-- WHAT TO DO --
Gather all lines in the records below that include the word "Euro".
>> start
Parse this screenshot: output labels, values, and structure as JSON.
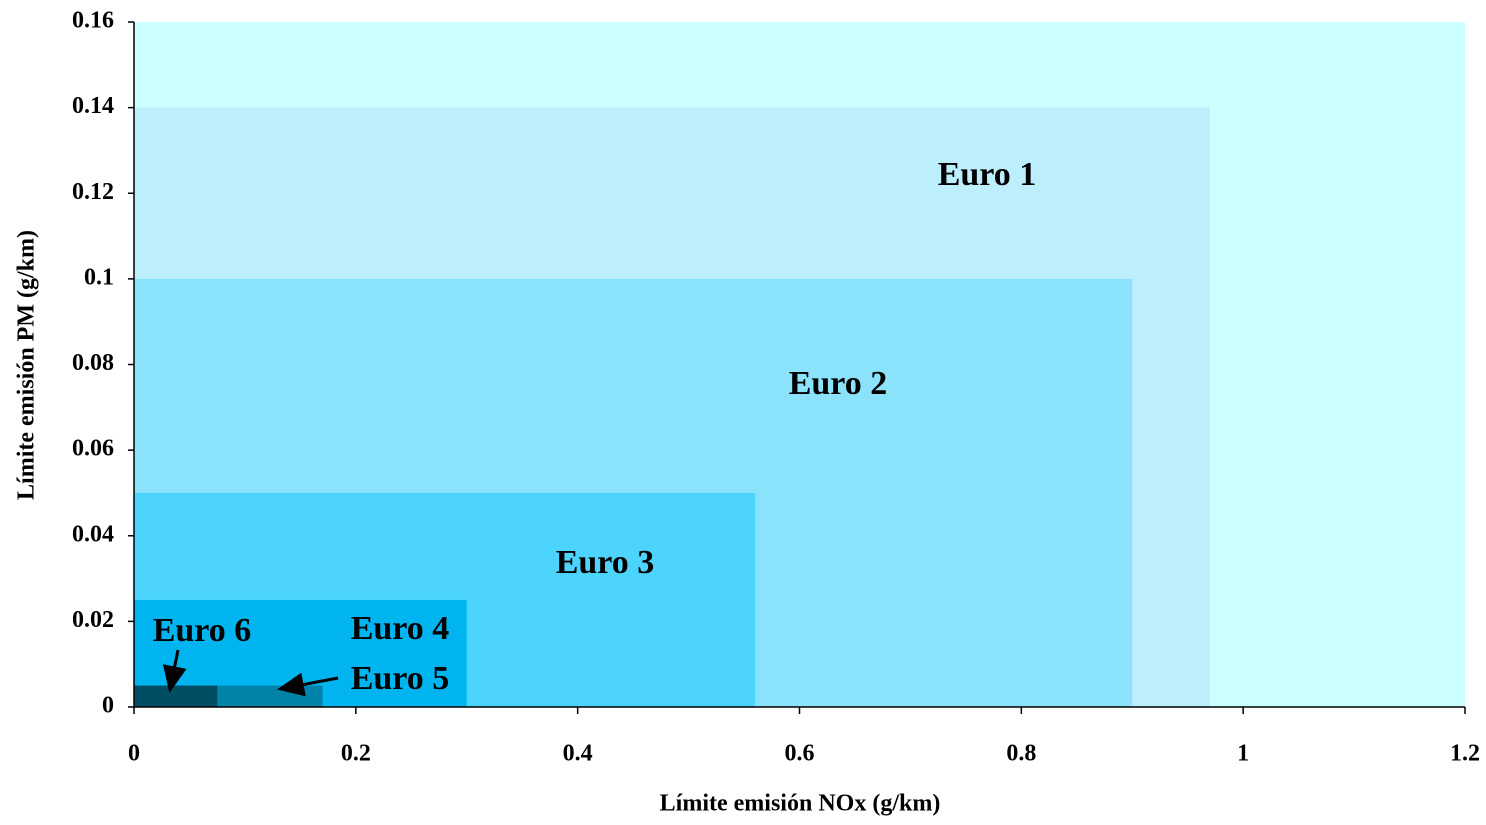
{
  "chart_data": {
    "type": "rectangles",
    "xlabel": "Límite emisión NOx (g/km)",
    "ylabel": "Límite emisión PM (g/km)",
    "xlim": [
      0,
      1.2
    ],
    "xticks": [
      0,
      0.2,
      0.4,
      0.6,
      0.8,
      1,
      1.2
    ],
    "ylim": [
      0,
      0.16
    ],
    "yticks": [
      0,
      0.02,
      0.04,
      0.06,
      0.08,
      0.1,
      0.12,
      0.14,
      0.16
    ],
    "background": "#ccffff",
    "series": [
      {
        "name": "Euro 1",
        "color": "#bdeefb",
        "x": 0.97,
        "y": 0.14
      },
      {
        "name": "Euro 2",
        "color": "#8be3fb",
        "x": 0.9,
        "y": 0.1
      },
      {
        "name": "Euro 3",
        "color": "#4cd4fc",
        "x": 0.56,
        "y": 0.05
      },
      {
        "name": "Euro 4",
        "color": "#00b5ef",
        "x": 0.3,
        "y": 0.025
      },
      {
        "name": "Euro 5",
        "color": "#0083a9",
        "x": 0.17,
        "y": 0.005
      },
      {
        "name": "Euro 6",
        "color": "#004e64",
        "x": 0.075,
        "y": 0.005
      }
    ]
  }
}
>> end
-- SOLVED EXERCISE --
        "name": "Euro 1",
        "name": "Euro 2",
        "name": "Euro 3",
        "name": "Euro 4",
        "name": "Euro 5",
        "name": "Euro 6",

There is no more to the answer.